» SUPPLIED RECORDS:

------------------------------

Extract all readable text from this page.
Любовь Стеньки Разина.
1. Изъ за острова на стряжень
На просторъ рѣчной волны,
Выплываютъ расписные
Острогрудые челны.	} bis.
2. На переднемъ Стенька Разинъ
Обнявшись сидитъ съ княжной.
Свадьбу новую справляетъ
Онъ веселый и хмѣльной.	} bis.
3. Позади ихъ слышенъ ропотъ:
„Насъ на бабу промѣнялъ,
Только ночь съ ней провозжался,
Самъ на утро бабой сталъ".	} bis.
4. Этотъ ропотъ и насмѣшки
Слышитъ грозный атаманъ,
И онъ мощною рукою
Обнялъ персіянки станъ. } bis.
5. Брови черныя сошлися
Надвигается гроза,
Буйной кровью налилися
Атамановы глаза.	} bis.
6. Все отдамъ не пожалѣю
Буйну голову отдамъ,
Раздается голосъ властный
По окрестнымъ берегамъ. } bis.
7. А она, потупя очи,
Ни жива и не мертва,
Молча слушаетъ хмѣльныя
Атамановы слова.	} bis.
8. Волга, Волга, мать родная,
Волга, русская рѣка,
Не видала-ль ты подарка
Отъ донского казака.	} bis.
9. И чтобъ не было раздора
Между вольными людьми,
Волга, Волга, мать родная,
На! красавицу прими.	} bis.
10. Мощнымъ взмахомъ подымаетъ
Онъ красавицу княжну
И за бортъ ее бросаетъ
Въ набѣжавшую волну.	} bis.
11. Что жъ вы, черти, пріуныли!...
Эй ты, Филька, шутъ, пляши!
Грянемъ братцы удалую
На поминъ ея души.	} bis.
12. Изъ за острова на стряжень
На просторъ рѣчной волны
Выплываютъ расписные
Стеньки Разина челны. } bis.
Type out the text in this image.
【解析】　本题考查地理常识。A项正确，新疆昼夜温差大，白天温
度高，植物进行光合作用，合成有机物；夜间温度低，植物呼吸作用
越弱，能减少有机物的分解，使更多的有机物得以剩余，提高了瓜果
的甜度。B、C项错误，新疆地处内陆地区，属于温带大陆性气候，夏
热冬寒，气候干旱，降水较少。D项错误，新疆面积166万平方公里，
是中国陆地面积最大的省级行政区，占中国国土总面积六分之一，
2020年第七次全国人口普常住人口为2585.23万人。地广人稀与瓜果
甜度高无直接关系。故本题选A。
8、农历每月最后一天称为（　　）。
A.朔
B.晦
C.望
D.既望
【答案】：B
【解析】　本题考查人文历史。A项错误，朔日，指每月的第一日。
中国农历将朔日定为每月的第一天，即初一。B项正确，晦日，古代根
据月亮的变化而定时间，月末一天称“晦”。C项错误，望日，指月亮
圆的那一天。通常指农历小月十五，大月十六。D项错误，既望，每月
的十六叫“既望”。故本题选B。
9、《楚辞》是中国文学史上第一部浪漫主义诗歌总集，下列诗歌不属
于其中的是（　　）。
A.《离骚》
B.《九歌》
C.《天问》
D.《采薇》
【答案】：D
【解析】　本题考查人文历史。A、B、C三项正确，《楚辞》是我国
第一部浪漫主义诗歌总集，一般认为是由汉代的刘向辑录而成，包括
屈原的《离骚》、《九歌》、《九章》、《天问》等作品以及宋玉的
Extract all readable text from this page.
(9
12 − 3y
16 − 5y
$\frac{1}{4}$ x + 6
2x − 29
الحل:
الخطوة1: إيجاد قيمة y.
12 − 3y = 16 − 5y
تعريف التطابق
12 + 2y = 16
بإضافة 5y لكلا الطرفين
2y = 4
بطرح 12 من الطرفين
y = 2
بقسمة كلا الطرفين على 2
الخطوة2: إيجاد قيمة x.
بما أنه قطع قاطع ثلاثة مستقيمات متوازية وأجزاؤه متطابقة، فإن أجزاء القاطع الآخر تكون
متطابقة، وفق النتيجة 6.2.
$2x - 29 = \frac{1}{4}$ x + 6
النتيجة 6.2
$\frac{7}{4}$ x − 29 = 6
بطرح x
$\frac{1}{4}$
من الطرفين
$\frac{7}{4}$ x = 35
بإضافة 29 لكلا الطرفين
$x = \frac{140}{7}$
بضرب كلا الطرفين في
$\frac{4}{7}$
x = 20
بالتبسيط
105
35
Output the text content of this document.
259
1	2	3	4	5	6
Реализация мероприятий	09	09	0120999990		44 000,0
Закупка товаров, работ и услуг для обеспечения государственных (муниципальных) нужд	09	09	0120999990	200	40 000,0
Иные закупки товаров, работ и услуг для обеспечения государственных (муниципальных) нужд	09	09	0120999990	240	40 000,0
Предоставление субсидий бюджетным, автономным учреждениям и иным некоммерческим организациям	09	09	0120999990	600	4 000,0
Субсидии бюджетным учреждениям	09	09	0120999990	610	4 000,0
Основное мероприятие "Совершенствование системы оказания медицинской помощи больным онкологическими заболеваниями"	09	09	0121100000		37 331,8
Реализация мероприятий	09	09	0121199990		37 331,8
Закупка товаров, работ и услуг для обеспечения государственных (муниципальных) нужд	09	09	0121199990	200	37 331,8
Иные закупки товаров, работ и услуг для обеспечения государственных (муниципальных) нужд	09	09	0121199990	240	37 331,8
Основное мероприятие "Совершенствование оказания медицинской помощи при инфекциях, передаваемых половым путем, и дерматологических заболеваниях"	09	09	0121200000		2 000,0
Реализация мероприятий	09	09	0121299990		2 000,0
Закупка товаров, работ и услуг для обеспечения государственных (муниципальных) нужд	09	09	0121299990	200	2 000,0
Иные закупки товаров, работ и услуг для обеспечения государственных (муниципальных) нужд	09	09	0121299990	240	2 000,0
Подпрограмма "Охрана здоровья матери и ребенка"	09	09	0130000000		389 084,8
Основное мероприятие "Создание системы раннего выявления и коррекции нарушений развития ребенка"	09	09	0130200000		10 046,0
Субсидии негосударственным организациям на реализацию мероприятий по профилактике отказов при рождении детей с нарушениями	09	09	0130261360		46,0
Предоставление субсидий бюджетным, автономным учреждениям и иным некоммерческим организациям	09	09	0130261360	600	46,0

------------------------------

» THE TASK:
Restate the data above word for word.

» WORKED ANSWER:
Extract all readable text from this page.
Любовь Стеньки Разина.
1. Изъ за острова на стряжень
На просторъ рѣчной волны,
Выплываютъ расписные
Острогрудые челны.	} bis.
2. На переднемъ Стенька Разинъ
Обнявшись сидитъ съ княжной.
Свадьбу новую справляетъ
Онъ веселый и хмѣльной.	} bis.
3. Позади ихъ слышенъ ропотъ:
„Насъ на бабу промѣнялъ,
Только ночь съ ней провозжался,
Самъ на утро бабой сталъ".	} bis.
4. Этотъ ропотъ и насмѣшки
Слышитъ грозный атаманъ,
И онъ мощною рукою
Обнялъ персіянки станъ. } bis.
5. Брови черныя сошлися
Надвигается гроза,
Буйной кровью налилися
Атамановы глаза.	} bis.
6. Все отдамъ не пожалѣю
Буйну голову отдамъ,
Раздается голосъ властный
По окрестнымъ берегамъ. } bis.
7. А она, потупя очи,
Ни жива и не мертва,
Молча слушаетъ хмѣльныя
Атамановы слова.	} bis.
8. Волга, Волга, мать родная,
Волга, русская рѣка,
Не видала-ль ты подарка
Отъ донского казака.	} bis.
9. И чтобъ не было раздора
Между вольными людьми,
Волга, Волга, мать родная,
На! красавицу прими.	} bis.
10. Мощнымъ взмахомъ подымаетъ
Онъ красавицу княжну
И за бортъ ее бросаетъ
Въ набѣжавшую волну.	} bis.
11. Что жъ вы, черти, пріуныли!...
Эй ты, Филька, шутъ, пляши!
Грянемъ братцы удалую
На поминъ ея души.	} bis.
12. Изъ за острова на стряжень
На просторъ рѣчной волны
Выплываютъ расписные
Стеньки Разина челны. } bis.
Type out the text in this image.
【解析】　本题考查地理常识。A项正确，新疆昼夜温差大，白天温
度高，植物进行光合作用，合成有机物；夜间温度低，植物呼吸作用
越弱，能减少有机物的分解，使更多的有机物得以剩余，提高了瓜果
的甜度。B、C项错误，新疆地处内陆地区，属于温带大陆性气候，夏
热冬寒，气候干旱，降水较少。D项错误，新疆面积166万平方公里，
是中国陆地面积最大的省级行政区，占中国国土总面积六分之一，
2020年第七次全国人口普常住人口为2585.23万人。地广人稀与瓜果
甜度高无直接关系。故本题选A。
8、农历每月最后一天称为（　　）。
A.朔
B.晦
C.望
D.既望
【答案】：B
【解析】　本题考查人文历史。A项错误，朔日，指每月的第一日。
中国农历将朔日定为每月的第一天，即初一。B项正确，晦日，古代根
据月亮的变化而定时间，月末一天称“晦”。C项错误，望日，指月亮
圆的那一天。通常指农历小月十五，大月十六。D项错误，既望，每月
的十六叫“既望”。故本题选B。
9、《楚辞》是中国文学史上第一部浪漫主义诗歌总集，下列诗歌不属
于其中的是（　　）。
A.《离骚》
B.《九歌》
C.《天问》
D.《采薇》
【答案】：D
【解析】　本题考查人文历史。A、B、C三项正确，《楚辞》是我国
第一部浪漫主义诗歌总集，一般认为是由汉代的刘向辑录而成，包括
屈原的《离骚》、《九歌》、《九章》、《天问》等作品以及宋玉的
Extract all readable text from this page.
(9
12 − 3y
16 − 5y
$\frac{1}{4}$ x + 6
2x − 29
الحل:
الخطوة1: إيجاد قيمة y.
12 − 3y = 16 − 5y
تعريف التطابق
12 + 2y = 16
بإضافة 5y لكلا الطرفين
2y = 4
بطرح 12 من الطرفين
y = 2
بقسمة كلا الطرفين على 2
الخطوة2: إيجاد قيمة x.
بما أنه قطع قاطع ثلاثة مستقيمات متوازية وأجزاؤه متطابقة، فإن أجزاء القاطع الآخر تكون
متطابقة، وفق النتيجة 6.2.
$2x - 29 = \frac{1}{4}$ x + 6
النتيجة 6.2
$\frac{7}{4}$ x − 29 = 6
بطرح x
$\frac{1}{4}$
من الطرفين
$\frac{7}{4}$ x = 35
بإضافة 29 لكلا الطرفين
$x = \frac{140}{7}$
بضرب كلا الطرفين في
$\frac{4}{7}$
x = 20
بالتبسيط
105
35
Output the text content of this document.
259
1	2	3	4	5	6
Реализация мероприятий	09	09	0120999990		44 000,0
Закупка товаров, работ и услуг для обеспечения государственных (муниципальных) нужд	09	09	0120999990	200	40 000,0
Иные закупки товаров, работ и услуг для обеспечения государственных (муниципальных) нужд	09	09	0120999990	240	40 000,0
Предоставление субсидий бюджетным, автономным учреждениям и иным некоммерческим организациям	09	09	0120999990	600	4 000,0
Субсидии бюджетным учреждениям	09	09	0120999990	610	4 000,0
Основное мероприятие "Совершенствование системы оказания медицинской помощи больным онкологическими заболеваниями"	09	09	0121100000		37 331,8
Реализация мероприятий	09	09	0121199990		37 331,8
Закупка товаров, работ и услуг для обеспечения государственных (муниципальных) нужд	09	09	0121199990	200	37 331,8
Иные закупки товаров, работ и услуг для обеспечения государственных (муниципальных) нужд	09	09	0121199990	240	37 331,8
Основное мероприятие "Совершенствование оказания медицинской помощи при инфекциях, передаваемых половым путем, и дерматологических заболеваниях"	09	09	0121200000		2 000,0
Реализация мероприятий	09	09	0121299990		2 000,0
Закупка товаров, работ и услуг для обеспечения государственных (муниципальных) нужд	09	09	0121299990	200	2 000,0
Иные закупки товаров, работ и услуг для обеспечения государственных (муниципальных) нужд	09	09	0121299990	240	2 000,0
Подпрограмма "Охрана здоровья матери и ребенка"	09	09	0130000000		389 084,8
Основное мероприятие "Создание системы раннего выявления и коррекции нарушений развития ребенка"	09	09	0130200000		10 046,0
Субсидии негосударственным организациям на реализацию мероприятий по профилактике отказов при рождении детей с нарушениями	09	09	0130261360		46,0
Предоставление субсидий бюджетным, автономным учреждениям и иным некоммерческим организациям	09	09	0130261360	600	46,0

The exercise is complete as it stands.